--- begin ---

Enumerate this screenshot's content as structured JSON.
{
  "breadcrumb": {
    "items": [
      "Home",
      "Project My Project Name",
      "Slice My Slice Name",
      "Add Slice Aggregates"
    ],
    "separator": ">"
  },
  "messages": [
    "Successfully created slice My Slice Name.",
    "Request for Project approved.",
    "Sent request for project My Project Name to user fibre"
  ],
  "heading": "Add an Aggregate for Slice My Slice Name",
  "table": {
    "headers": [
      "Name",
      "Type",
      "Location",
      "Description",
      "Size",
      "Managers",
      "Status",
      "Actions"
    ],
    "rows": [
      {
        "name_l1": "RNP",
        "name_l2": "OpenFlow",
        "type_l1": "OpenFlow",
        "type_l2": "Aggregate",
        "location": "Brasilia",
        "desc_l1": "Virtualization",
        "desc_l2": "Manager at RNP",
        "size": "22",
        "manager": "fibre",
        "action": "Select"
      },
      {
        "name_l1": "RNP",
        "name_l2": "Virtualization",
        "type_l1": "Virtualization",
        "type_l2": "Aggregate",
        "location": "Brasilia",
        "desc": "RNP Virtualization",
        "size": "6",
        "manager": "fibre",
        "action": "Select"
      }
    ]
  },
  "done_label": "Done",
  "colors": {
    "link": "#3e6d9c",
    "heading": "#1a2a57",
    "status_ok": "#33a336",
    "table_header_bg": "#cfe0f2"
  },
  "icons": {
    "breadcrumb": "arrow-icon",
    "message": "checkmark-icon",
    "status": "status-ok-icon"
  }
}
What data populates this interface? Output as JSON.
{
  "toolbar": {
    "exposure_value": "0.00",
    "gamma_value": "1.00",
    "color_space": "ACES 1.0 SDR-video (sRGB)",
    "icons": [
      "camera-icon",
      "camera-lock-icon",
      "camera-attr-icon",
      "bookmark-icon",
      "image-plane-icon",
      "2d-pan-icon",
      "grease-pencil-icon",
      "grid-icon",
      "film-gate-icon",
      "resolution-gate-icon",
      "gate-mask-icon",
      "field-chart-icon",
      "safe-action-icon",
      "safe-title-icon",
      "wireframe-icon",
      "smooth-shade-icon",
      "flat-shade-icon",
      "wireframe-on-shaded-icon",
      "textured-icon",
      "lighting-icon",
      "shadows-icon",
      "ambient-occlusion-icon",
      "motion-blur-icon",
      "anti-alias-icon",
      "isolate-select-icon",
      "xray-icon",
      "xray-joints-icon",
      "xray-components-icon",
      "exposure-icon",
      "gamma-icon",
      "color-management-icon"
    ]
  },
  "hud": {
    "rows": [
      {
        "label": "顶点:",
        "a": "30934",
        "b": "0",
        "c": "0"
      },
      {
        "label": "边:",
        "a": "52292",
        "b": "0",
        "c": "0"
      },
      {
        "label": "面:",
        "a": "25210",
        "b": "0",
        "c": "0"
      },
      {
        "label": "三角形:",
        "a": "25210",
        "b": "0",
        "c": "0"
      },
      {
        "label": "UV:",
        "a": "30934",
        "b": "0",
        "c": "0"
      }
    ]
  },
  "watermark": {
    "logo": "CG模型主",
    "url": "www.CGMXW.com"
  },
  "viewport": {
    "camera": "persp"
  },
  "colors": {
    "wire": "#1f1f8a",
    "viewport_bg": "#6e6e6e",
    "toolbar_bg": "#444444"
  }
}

--- end ---

Restate each entry exactly, skipping none.

Enumerate this screenshot's content as structured JSON.
{
  "breadcrumb": {
    "items": [
      "Home",
      "Project My Project Name",
      "Slice My Slice Name",
      "Add Slice Aggregates"
    ],
    "separator": ">"
  },
  "messages": [
    "Successfully created slice My Slice Name.",
    "Request for Project approved.",
    "Sent request for project My Project Name to user fibre"
  ],
  "heading": "Add an Aggregate for Slice My Slice Name",
  "table": {
    "headers": [
      "Name",
      "Type",
      "Location",
      "Description",
      "Size",
      "Managers",
      "Status",
      "Actions"
    ],
    "rows": [
      {
        "name_l1": "RNP",
        "name_l2": "OpenFlow",
        "type_l1": "OpenFlow",
        "type_l2": "Aggregate",
        "location": "Brasilia",
        "desc_l1": "Virtualization",
        "desc_l2": "Manager at RNP",
        "size": "22",
        "manager": "fibre",
        "action": "Select"
      },
      {
        "name_l1": "RNP",
        "name_l2": "Virtualization",
        "type_l1": "Virtualization",
        "type_l2": "Aggregate",
        "location": "Brasilia",
        "desc": "RNP Virtualization",
        "size": "6",
        "manager": "fibre",
        "action": "Select"
      }
    ]
  },
  "done_label": "Done",
  "colors": {
    "link": "#3e6d9c",
    "heading": "#1a2a57",
    "status_ok": "#33a336",
    "table_header_bg": "#cfe0f2"
  },
  "icons": {
    "breadcrumb": "arrow-icon",
    "message": "checkmark-icon",
    "status": "status-ok-icon"
  }
}
What data populates this interface? Output as JSON.
{
  "toolbar": {
    "exposure_value": "0.00",
    "gamma_value": "1.00",
    "color_space": "ACES 1.0 SDR-video (sRGB)",
    "icons": [
      "camera-icon",
      "camera-lock-icon",
      "camera-attr-icon",
      "bookmark-icon",
      "image-plane-icon",
      "2d-pan-icon",
      "grease-pencil-icon",
      "grid-icon",
      "film-gate-icon",
      "resolution-gate-icon",
      "gate-mask-icon",
      "field-chart-icon",
      "safe-action-icon",
      "safe-title-icon",
      "wireframe-icon",
      "smooth-shade-icon",
      "flat-shade-icon",
      "wireframe-on-shaded-icon",
      "textured-icon",
      "lighting-icon",
      "shadows-icon",
      "ambient-occlusion-icon",
      "motion-blur-icon",
      "anti-alias-icon",
      "isolate-select-icon",
      "xray-icon",
      "xray-joints-icon",
      "xray-components-icon",
      "exposure-icon",
      "gamma-icon",
      "color-management-icon"
    ]
  },
  "hud": {
    "rows": [
      {
        "label": "顶点:",
        "a": "30934",
        "b": "0",
        "c": "0"
      },
      {
        "label": "边:",
        "a": "52292",
        "b": "0",
        "c": "0"
      },
      {
        "label": "面:",
        "a": "25210",
        "b": "0",
        "c": "0"
      },
      {
        "label": "三角形:",
        "a": "25210",
        "b": "0",
        "c": "0"
      },
      {
        "label": "UV:",
        "a": "30934",
        "b": "0",
        "c": "0"
      }
    ]
  },
  "watermark": {
    "logo": "CG模型主",
    "url": "www.CGMXW.com"
  },
  "viewport": {
    "camera": "persp"
  },
  "colors": {
    "wire": "#1f1f8a",
    "viewport_bg": "#6e6e6e",
    "toolbar_bg": "#444444"
  }
}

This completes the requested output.